WRITTEN REQUEST:
Go on with the Caterpillar 8-K report on its revolving credit facilities, starting right after its last sentence.

DOCUMENT EXTRACT:
####################

UNITED STATES
SECURITIES AND EXCHANGE COMMISSION

Washington, D.C.  20549

 

 

FORM 8-K

 

Current Report

 

Pursuant to Section 13 or 15(d) of the Securities Exchange Act of 1934

 

Date of Report (Date of earliest event reported): September 15, 2011

 

CATERPILLAR INC.

(Exact name of registrant as specified in its charter)

 

Delaware

(State or other jurisdiction of incorporation)

 

1-768

 

37-0602744

(Commission File Number)

 

(IRS Employer Identification No.)

 

 

 

100 NE Adams Street, Peoria, Illinois

 

61629

(Address of principal executive offices)

 

(Zip Code)

 

Registrant’s telephone number, including area code:  (309) 675-1000

 

Former name or former address, if changed since last report:  N/A

 

Check the appropriate box below if the Form 8-K filing is intended to simultaneously satisfy the filing obligation of the registrant under any of the following provisions:

 

o            Written communications pursuant to Rule 425 under the Securities Act (17 CFR 230.425)

 

o            Soliciting material pursuant to Rule 14a-12 under the Exchange Act (17 CFR 230.425)

 

o            Pre-commencement communications pursuant to Rule 14d-2(b) under the Exchange Act (17 CFR 240.14d-2(b))

 

o            Pre-commencement communications pursuant to Rule 13e-4(c) under the Exchange Act (17 CFR 240.13e-4(c))

 

 

 



 

Item 1.01.

Entry into a Material Definitive Agreement.

 

Creation of Revolving Credit Facilities

 

On September 15, 2011, Caterpillar Inc. (“Caterpillar”) entered into a Credit Agreement (the “364-Day Facility”) among Caterpillar, Caterpillar Financial Services Corporation (“Cat Financial”), Caterpillar International Finance Limited (“CIF”) and Caterpillar Finance Corporation (“CFC” and, together with Caterpillar, Cat Financial and CIF, the “Borrowers”), certain financial institutions named therein (“364-Day Banks”), Citibank, N.A. (“Agent”), Citibank International plc (“Local Currency Agent”), and The Bank of Tokyo-Mitsubishi UFJ, Ltd. (“Japan Local Currency Agent”), which provides for an unsecured aggregate revolving credit facility to the Borrowers of up to US$2.550 billion (“364-Day Aggregate Commitment”) and expires on September 13, 2012.  A Local Currency Addendum that enables CIF to borrow in certain approved currencies including Pounds Sterling, Swiss Francs and Euro for an aggregate amount up to the equivalent of US$100 million and a Japan Local Currency Addendum that enables CFC to borrow Japanese Yen for an aggregate amount up to the equivalent of US$100 million, as part of the 364-Day Aggregate Commitment, were also executed on September 15, 2011.

####################

Dataset items:
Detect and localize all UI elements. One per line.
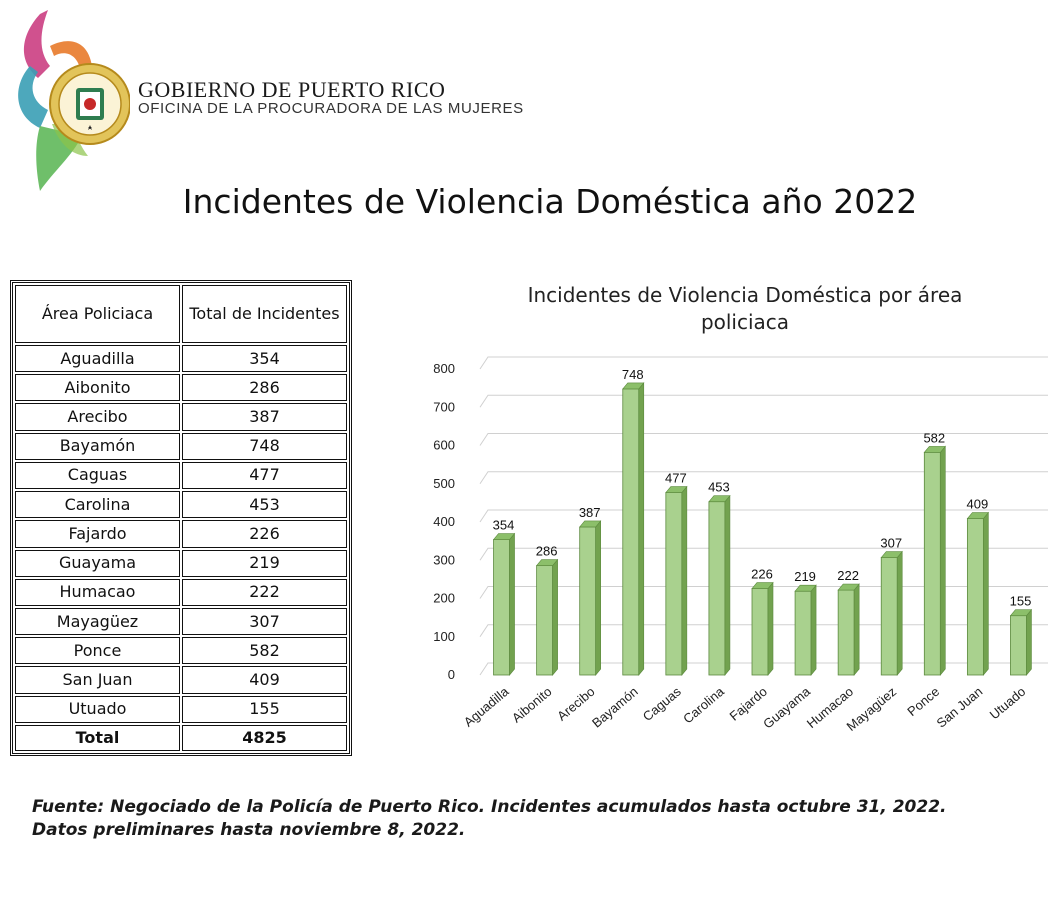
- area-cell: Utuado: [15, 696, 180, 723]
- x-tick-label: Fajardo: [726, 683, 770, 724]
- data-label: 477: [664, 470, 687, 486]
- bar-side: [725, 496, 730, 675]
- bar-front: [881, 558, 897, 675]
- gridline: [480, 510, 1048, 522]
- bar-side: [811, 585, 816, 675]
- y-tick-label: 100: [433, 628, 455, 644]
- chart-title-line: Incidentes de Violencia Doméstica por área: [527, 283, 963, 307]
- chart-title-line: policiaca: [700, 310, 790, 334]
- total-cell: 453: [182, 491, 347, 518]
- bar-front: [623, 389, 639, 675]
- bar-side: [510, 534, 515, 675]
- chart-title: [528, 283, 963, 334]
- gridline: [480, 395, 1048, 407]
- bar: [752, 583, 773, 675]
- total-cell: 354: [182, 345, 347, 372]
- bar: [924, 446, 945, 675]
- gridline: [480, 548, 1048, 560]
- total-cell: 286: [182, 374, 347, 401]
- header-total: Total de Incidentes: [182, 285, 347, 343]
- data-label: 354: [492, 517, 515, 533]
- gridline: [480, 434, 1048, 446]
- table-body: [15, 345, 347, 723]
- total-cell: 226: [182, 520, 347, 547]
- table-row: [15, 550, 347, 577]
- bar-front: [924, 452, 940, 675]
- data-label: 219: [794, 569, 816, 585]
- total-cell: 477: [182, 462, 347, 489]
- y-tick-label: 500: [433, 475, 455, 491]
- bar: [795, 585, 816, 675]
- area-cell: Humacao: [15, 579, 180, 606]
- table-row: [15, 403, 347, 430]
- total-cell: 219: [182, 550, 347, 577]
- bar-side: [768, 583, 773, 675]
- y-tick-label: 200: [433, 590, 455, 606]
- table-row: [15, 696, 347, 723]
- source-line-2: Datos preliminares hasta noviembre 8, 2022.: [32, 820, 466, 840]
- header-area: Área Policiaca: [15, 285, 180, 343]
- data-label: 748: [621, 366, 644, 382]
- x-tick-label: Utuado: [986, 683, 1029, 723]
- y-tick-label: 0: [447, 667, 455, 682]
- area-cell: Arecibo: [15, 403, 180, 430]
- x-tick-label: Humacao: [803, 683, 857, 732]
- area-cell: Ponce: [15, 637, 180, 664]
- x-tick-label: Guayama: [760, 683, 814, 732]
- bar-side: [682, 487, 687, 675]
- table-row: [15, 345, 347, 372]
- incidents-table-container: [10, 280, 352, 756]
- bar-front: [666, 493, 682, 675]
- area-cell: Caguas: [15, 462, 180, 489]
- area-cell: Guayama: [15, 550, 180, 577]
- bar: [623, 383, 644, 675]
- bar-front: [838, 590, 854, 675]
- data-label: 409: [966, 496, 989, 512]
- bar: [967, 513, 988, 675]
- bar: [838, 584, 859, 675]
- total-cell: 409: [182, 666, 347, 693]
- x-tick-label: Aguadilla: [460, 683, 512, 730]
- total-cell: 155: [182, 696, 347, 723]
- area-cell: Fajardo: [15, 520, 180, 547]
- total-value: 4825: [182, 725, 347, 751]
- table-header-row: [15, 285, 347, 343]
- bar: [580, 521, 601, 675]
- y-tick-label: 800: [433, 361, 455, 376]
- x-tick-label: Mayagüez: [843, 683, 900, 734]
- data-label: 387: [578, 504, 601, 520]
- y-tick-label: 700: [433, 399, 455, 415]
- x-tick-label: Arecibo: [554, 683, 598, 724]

####################

RESULT OF THIS EXERCISE:
On September 15, 2011, the Borrowers entered into a Credit Agreement (the “5-Year Facility”) among the Borrowers, certain financial institutions named therein (“5-Year Banks” and, together with the 364-Day Banks, the “Banks”), the Agent, the Local Currency Agent, and the Japan Local Currency Agent, which provides for an unsecured aggregate revolving credit facility to the Borrowers of up to US$3.861 billion (“5-Year Aggregate Commitment”) and expires on September 15, 2016.  A Local Currency Addendum that enables CIF to borrow in certain approved currencies including Pounds Sterling, Swiss Francs and Euro for an aggregate amount up to the equivalent of US$1 billion and a Japan Local Currency Addendum that enables CFC to borrow Japanese Yen for an aggregate amount up to the equivalent of US$75 million, as part of the 5-Year Aggregate Commitment, were also executed on September 15, 2011.

 

The 364-Day Facility and the 5-Year Facility (collectively, the “Credit Facilities”) are available to support the commercial paper programs of the Borrowers in the event those programs become unavailable and for general corporate purposes. The Borrowers have not drawn on the Credit Facilities.

 

The Credit Facilities contain certain representations and warranties, covenants and events of default, including financial covenants.  Under the Credit Facilities, Caterpillar is required to maintain consolidated net worth not less than US$9 billion at all times.  Caterpillar’s consolidated net worth is defined as the consolidated stockholder’s equity including preferred stock but excluding the pension and other post-retirement benefits balance within Accumulated other comprehensive income (loss).  Cat Financial is required to maintain an interest coverage ratio above 1.15 to 1, where the interest coverage ratio is defined as the ratio of (1) profit excluding income taxes, interest expense and net gain/(loss) from interest rate derivatives to (2) interest expense, calculated at the end of each calendar quarter for the rolling four quarter period then most recently ended.  Cat Financial is also required to maintain a leverage ratio (consolidated debt to consolidated net worth) below 10.0 to 1, calculated (1) on a monthly basis as the average of the leverage ratios determined on the last day of each of the six preceding calendar months and (2) on each December 31.  Drawings under the Credit Facilities are also subject to conditions precedent and the payment of certain facility fees.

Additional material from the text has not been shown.